* Goal
Scan the listing below for the word "规则查询语句" and state how many lines hold it. Write nothing but the number.

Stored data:
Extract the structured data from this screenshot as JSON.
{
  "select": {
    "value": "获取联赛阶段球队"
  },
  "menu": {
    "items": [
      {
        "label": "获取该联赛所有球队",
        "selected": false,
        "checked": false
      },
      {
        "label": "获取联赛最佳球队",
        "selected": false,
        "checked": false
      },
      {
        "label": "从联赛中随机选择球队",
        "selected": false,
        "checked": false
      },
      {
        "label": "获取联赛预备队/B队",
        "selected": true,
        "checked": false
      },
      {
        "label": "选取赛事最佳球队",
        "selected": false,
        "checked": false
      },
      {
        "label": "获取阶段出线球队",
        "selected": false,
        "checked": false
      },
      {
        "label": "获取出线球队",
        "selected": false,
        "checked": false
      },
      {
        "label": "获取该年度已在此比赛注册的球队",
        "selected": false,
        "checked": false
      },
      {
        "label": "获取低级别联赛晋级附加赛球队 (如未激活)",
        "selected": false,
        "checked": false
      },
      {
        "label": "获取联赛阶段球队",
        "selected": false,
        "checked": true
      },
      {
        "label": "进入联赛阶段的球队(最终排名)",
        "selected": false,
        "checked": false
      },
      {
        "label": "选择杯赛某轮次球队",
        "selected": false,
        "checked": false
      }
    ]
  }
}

==

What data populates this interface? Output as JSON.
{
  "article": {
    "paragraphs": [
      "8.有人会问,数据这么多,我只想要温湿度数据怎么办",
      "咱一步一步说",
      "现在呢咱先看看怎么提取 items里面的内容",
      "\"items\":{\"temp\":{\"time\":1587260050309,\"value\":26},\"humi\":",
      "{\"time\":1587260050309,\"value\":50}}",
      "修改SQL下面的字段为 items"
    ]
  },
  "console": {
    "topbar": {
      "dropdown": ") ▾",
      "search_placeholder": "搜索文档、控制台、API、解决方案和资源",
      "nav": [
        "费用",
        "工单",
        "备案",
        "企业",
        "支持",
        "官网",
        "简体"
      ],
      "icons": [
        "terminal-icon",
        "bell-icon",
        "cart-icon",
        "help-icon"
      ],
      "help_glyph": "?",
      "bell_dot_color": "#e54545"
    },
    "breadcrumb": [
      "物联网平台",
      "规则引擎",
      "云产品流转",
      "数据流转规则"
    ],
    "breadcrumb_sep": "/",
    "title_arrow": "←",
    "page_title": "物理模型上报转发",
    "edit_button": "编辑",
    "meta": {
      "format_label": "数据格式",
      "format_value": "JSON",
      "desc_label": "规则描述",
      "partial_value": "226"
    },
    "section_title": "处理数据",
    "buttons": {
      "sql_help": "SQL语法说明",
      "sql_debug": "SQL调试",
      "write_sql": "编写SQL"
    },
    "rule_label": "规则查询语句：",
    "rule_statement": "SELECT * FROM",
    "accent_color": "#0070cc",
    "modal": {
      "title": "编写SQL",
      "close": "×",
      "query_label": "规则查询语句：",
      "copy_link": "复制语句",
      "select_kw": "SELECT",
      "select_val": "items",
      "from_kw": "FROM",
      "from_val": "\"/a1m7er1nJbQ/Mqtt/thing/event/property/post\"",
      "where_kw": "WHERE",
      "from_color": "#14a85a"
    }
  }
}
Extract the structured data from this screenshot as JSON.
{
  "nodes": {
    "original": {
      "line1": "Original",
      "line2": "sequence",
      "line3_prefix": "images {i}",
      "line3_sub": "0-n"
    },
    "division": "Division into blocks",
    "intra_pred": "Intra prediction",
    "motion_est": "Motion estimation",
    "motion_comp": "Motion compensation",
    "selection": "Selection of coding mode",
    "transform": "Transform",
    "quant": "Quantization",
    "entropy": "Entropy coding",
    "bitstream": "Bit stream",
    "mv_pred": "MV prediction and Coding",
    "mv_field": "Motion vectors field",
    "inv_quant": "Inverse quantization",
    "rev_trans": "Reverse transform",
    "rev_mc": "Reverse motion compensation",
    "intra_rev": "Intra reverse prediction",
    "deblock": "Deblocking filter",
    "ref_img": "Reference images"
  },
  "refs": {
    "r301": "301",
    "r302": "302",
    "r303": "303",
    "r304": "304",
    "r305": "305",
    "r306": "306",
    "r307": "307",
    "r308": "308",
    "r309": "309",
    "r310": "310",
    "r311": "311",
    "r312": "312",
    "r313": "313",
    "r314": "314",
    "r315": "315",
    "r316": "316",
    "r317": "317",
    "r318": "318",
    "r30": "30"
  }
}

* Response to this exercise
2